→ Dataset excerpt:

• • • • •

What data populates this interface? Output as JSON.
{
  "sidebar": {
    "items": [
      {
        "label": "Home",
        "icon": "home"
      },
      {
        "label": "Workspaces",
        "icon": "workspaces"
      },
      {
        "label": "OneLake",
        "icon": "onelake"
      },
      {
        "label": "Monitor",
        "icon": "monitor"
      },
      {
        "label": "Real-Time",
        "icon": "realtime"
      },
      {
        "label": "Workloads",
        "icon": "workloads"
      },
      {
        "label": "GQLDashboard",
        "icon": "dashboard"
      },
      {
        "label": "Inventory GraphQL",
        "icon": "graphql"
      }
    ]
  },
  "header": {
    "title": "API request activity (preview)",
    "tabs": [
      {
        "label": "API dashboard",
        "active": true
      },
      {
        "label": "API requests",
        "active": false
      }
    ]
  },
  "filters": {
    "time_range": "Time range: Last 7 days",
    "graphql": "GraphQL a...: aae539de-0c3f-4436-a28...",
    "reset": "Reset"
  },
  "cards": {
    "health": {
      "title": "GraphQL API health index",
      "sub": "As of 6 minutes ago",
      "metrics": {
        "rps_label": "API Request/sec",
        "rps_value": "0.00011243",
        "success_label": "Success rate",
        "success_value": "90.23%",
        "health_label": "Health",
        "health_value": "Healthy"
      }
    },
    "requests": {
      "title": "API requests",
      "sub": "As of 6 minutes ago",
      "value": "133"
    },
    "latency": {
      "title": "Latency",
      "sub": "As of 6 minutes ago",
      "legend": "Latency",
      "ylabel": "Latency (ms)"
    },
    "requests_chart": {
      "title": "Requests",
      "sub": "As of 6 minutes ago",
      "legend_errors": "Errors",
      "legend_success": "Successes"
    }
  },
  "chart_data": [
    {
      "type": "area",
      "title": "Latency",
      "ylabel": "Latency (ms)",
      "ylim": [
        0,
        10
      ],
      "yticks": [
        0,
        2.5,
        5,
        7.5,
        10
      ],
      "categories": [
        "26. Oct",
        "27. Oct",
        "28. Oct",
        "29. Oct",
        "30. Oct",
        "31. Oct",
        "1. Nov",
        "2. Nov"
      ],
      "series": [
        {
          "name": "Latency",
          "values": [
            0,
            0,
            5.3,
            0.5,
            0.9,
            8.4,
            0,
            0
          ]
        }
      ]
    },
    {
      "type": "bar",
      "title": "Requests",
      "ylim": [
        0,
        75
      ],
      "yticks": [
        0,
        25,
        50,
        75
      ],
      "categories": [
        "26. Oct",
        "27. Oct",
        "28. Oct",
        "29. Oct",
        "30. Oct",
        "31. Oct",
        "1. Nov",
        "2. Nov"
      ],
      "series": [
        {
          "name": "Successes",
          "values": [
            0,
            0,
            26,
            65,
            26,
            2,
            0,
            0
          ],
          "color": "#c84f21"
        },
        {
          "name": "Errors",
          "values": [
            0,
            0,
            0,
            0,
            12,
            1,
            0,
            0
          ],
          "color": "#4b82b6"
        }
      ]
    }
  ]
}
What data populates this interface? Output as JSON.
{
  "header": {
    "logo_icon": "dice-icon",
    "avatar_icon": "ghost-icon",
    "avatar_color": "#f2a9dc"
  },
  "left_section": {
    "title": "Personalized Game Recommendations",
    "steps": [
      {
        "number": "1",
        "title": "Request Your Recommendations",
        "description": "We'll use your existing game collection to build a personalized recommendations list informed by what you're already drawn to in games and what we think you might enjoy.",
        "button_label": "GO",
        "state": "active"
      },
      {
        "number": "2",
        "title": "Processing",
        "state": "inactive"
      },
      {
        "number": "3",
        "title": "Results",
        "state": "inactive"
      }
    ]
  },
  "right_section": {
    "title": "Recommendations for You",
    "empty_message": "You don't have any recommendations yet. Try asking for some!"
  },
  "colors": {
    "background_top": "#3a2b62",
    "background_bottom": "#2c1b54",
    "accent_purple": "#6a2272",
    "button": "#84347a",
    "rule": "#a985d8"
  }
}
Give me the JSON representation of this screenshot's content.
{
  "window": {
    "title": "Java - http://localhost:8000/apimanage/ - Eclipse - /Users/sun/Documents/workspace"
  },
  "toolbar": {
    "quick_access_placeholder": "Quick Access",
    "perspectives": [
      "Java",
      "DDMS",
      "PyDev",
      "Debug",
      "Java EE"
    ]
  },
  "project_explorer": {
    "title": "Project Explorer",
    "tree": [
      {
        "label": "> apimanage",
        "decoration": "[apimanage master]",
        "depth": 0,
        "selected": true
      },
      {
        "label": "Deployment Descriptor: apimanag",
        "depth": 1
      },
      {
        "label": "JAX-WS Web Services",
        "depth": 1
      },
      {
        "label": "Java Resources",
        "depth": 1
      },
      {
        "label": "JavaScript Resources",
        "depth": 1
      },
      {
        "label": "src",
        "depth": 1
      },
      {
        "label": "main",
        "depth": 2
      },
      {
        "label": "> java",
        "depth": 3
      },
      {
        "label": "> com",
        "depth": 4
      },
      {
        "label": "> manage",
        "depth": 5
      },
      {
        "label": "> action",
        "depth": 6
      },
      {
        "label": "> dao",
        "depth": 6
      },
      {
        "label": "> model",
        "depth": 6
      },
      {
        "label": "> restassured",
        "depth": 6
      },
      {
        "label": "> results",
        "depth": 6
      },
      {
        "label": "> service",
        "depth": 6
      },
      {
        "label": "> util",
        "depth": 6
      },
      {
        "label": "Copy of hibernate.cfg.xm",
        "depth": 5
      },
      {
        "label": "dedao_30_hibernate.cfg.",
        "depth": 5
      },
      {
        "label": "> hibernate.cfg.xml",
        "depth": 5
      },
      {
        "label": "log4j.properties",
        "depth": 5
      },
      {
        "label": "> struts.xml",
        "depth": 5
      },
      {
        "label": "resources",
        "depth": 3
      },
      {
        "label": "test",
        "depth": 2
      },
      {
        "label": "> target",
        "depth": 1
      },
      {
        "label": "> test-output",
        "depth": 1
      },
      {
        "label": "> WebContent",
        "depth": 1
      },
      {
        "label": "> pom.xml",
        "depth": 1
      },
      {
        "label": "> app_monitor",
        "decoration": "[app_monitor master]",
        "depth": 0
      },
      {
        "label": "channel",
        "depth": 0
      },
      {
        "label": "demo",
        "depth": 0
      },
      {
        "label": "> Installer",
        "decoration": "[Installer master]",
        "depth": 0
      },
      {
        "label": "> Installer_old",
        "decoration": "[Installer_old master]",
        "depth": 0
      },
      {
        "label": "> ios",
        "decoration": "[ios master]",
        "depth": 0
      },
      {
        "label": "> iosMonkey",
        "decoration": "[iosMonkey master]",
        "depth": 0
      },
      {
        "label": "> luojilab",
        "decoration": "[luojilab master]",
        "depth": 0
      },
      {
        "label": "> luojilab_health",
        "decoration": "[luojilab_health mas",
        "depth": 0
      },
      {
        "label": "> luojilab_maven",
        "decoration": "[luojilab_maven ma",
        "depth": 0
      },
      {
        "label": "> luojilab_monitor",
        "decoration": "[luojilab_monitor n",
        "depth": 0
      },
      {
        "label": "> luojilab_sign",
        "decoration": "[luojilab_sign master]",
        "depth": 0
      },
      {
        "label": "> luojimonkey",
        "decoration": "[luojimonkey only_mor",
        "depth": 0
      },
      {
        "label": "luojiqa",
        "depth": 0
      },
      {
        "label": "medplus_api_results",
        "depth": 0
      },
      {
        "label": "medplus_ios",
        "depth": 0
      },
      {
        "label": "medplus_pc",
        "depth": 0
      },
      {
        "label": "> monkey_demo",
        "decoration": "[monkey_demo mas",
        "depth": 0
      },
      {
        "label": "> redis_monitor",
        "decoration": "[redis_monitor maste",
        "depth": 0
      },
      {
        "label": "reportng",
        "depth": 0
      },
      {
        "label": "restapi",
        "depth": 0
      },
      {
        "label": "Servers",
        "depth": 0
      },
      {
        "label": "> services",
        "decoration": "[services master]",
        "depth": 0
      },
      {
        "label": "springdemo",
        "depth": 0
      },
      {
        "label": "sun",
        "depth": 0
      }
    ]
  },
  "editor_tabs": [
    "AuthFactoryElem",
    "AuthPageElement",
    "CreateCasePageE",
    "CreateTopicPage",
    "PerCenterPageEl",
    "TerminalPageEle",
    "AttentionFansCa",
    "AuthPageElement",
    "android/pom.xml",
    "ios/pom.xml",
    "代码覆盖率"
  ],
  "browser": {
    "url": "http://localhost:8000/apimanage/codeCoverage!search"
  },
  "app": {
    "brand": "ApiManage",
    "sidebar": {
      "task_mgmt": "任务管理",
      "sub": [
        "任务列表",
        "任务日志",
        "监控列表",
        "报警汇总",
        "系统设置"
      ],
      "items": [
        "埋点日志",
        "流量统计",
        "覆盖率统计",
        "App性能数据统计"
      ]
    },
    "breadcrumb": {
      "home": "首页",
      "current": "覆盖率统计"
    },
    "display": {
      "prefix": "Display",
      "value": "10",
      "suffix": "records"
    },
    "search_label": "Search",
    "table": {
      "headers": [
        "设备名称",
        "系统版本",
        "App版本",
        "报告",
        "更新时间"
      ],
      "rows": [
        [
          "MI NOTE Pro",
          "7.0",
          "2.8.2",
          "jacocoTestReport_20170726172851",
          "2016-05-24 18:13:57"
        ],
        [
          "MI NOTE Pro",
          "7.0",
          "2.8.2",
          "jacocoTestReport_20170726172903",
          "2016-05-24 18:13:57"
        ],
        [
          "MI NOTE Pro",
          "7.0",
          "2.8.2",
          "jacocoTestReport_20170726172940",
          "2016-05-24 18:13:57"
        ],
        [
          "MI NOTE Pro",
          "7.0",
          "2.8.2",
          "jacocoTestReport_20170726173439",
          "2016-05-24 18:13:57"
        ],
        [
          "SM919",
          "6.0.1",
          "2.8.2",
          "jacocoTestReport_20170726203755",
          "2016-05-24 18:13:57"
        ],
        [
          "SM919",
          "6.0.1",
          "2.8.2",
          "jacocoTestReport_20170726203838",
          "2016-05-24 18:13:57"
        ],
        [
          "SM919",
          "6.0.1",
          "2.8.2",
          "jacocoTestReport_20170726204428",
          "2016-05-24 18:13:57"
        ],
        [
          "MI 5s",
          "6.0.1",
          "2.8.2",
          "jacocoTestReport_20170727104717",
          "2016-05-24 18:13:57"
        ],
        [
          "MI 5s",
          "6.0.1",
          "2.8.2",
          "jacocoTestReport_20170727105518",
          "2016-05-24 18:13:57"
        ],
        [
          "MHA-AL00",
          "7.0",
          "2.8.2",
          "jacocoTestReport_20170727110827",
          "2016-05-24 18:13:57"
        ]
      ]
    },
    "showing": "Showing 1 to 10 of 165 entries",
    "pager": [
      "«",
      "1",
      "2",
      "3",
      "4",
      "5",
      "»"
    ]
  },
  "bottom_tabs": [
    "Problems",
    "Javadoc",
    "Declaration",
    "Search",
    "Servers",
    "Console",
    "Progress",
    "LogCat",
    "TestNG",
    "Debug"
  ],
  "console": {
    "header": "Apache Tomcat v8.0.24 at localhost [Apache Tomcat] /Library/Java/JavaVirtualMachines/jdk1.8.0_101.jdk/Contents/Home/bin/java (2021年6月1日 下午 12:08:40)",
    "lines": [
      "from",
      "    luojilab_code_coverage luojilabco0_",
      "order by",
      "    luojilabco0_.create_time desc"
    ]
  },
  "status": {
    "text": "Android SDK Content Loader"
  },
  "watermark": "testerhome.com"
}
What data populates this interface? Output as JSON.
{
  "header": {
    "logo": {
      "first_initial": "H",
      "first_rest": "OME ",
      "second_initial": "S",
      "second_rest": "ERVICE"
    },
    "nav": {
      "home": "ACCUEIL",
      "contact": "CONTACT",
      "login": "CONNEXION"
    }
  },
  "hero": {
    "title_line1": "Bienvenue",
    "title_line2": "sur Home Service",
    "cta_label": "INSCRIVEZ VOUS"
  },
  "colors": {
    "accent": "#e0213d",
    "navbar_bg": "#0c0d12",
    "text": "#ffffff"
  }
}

• • • • •

→ What is asked:
In the lines above, locate the string "ylabel". Copy every line where it occurs.

→ Full output:
      "ylabel": "Latency (ms)"
      "ylabel": "Latency (ms)",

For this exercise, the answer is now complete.